* **WHAT IS EXPECTED**
Determine how many lines include the string "this". Output that number only.

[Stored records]
* Begin *
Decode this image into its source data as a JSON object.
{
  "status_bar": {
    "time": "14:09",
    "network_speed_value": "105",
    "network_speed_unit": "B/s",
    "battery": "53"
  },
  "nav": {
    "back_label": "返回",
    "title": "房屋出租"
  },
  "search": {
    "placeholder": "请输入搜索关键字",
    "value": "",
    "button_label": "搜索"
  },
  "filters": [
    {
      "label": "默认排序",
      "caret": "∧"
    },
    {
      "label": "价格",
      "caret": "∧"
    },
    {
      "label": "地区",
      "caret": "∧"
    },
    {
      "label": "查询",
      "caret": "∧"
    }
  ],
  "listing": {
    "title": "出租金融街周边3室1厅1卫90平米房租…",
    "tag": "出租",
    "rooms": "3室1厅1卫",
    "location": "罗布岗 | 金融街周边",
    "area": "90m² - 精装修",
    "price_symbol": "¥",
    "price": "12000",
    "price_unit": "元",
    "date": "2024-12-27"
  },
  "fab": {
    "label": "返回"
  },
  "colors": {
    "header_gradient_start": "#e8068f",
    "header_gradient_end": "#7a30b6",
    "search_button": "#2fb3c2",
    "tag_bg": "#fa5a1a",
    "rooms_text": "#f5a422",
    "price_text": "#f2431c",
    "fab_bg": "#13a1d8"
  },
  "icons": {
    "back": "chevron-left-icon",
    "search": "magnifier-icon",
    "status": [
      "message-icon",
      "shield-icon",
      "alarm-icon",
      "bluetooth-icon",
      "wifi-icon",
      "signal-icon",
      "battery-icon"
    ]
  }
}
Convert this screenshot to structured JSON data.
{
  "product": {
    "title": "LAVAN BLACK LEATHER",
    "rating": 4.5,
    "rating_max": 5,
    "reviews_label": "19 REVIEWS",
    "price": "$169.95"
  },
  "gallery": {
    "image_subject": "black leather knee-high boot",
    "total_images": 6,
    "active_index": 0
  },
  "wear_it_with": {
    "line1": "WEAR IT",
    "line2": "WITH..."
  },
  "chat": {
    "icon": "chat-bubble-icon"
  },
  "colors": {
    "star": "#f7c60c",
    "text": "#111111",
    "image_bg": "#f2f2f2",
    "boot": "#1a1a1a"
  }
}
* End *
* **ANSWER BELOW**
2